**** Source data

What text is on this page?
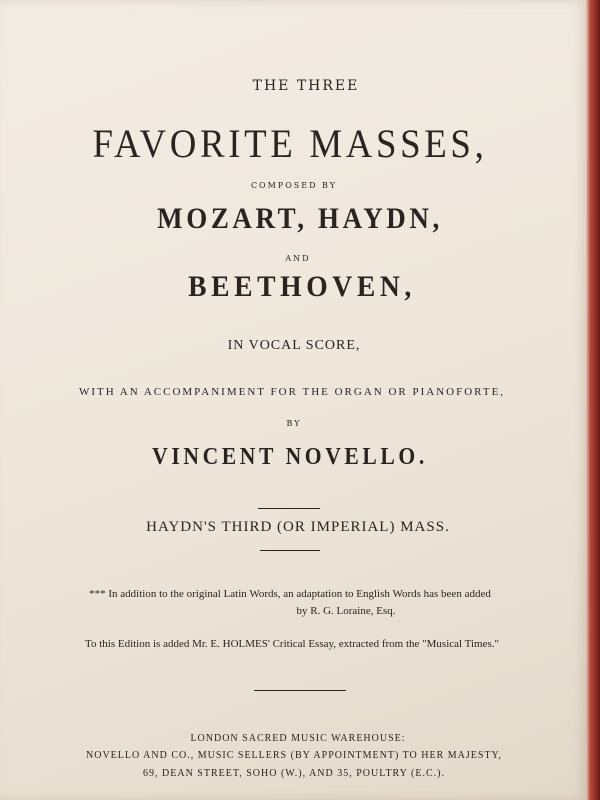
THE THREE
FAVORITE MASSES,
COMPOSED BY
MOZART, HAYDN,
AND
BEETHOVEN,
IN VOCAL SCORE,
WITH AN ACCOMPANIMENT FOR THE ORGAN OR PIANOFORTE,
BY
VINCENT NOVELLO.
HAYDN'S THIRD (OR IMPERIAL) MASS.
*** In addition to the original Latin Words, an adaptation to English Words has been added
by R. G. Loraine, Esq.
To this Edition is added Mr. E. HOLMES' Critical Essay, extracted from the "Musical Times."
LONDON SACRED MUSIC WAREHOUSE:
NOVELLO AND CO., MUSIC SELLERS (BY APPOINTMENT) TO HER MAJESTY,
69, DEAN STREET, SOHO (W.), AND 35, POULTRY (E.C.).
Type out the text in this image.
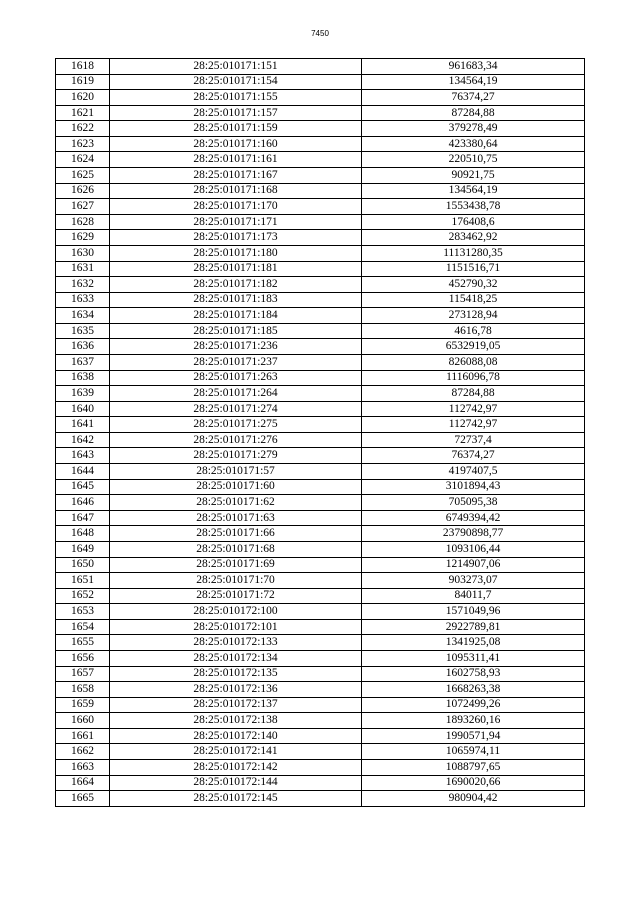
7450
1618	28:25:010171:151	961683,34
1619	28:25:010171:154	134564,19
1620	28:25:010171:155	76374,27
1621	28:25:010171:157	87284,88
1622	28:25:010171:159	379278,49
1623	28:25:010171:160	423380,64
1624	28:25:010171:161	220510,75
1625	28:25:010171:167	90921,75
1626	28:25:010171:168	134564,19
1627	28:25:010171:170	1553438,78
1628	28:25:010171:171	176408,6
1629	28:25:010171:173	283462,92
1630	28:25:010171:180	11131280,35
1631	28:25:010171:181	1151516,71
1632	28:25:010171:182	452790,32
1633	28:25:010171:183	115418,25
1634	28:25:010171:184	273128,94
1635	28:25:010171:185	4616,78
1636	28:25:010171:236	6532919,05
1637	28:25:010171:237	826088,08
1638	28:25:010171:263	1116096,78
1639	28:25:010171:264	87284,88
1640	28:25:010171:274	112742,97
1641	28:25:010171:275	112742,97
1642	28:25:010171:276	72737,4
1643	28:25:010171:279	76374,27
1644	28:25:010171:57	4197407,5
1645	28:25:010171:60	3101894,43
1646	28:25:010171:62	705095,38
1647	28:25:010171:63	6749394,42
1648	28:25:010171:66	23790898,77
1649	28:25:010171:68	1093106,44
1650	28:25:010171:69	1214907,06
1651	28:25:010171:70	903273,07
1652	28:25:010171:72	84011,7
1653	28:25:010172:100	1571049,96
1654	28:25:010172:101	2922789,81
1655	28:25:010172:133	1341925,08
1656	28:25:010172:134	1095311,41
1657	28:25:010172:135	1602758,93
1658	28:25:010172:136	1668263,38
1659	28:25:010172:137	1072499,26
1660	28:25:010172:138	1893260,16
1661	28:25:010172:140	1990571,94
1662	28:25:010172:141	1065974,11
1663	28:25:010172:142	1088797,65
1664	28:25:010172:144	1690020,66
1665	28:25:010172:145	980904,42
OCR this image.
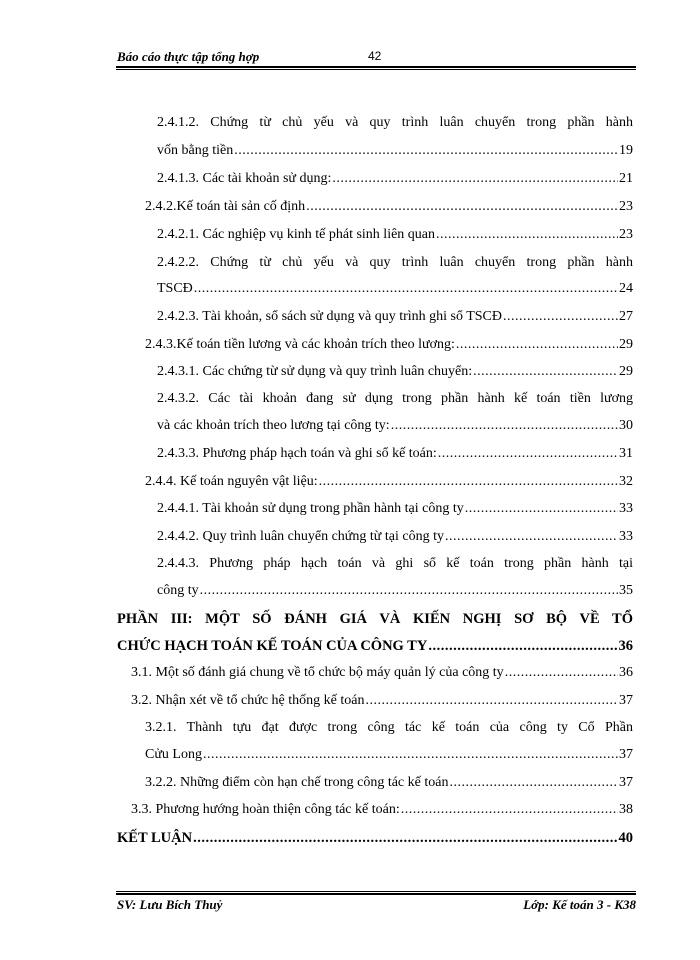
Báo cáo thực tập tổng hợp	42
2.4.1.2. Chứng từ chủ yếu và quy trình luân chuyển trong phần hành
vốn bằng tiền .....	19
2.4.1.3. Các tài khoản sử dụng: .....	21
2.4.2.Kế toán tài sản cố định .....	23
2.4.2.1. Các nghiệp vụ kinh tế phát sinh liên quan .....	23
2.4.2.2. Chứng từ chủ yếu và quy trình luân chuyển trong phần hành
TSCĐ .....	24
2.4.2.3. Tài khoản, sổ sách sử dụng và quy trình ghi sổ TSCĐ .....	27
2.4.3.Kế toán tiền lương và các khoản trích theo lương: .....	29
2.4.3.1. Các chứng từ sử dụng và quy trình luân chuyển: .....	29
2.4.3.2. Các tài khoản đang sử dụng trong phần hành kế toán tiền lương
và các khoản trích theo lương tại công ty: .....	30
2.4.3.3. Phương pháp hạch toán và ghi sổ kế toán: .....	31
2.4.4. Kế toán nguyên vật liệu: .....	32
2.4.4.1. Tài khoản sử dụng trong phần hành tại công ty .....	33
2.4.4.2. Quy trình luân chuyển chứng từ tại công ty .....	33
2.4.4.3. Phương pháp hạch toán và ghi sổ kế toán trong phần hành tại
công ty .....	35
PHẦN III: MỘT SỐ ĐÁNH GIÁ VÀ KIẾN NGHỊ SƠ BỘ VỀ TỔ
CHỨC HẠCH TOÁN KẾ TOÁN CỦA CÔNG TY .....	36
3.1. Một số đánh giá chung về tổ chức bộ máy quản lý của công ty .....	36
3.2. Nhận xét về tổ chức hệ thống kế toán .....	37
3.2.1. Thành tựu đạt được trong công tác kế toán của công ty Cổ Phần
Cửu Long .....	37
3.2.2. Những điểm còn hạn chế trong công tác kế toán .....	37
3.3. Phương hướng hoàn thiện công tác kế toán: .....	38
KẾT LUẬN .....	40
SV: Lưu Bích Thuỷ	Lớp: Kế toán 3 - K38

********
**** Source data

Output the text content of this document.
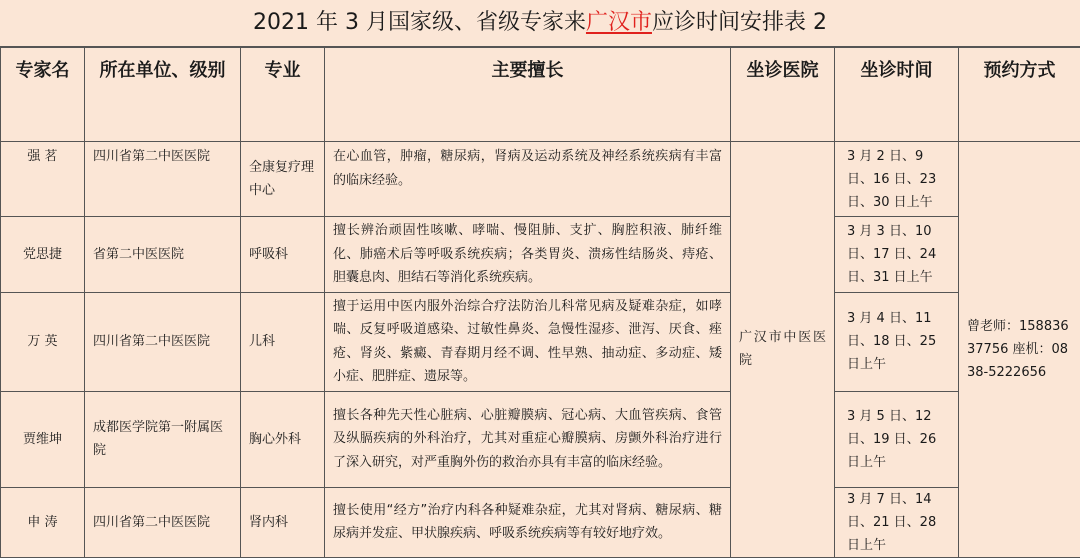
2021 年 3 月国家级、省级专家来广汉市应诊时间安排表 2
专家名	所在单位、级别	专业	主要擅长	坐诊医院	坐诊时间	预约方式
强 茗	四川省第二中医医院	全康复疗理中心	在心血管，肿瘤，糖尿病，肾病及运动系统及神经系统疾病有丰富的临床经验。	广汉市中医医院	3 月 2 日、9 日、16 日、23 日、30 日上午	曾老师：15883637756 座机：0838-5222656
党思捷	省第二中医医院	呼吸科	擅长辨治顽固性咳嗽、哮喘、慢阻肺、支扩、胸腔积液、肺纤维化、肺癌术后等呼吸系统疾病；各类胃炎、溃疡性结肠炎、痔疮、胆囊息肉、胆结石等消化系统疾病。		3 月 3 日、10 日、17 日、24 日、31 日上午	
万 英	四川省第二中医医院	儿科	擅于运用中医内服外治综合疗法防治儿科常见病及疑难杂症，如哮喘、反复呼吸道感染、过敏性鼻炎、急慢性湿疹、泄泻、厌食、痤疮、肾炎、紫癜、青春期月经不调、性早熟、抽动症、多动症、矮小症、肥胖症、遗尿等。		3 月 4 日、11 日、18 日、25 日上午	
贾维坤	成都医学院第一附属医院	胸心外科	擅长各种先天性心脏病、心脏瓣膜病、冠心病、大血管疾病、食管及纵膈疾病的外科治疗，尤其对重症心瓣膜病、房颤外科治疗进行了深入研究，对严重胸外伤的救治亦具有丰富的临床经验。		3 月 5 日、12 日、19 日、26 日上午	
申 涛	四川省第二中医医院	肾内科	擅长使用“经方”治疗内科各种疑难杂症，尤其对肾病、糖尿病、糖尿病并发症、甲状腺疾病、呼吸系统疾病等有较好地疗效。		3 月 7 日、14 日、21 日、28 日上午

********

Tally the lines of the data that hold the string "chuyển". Answer with the number and nothing more.

4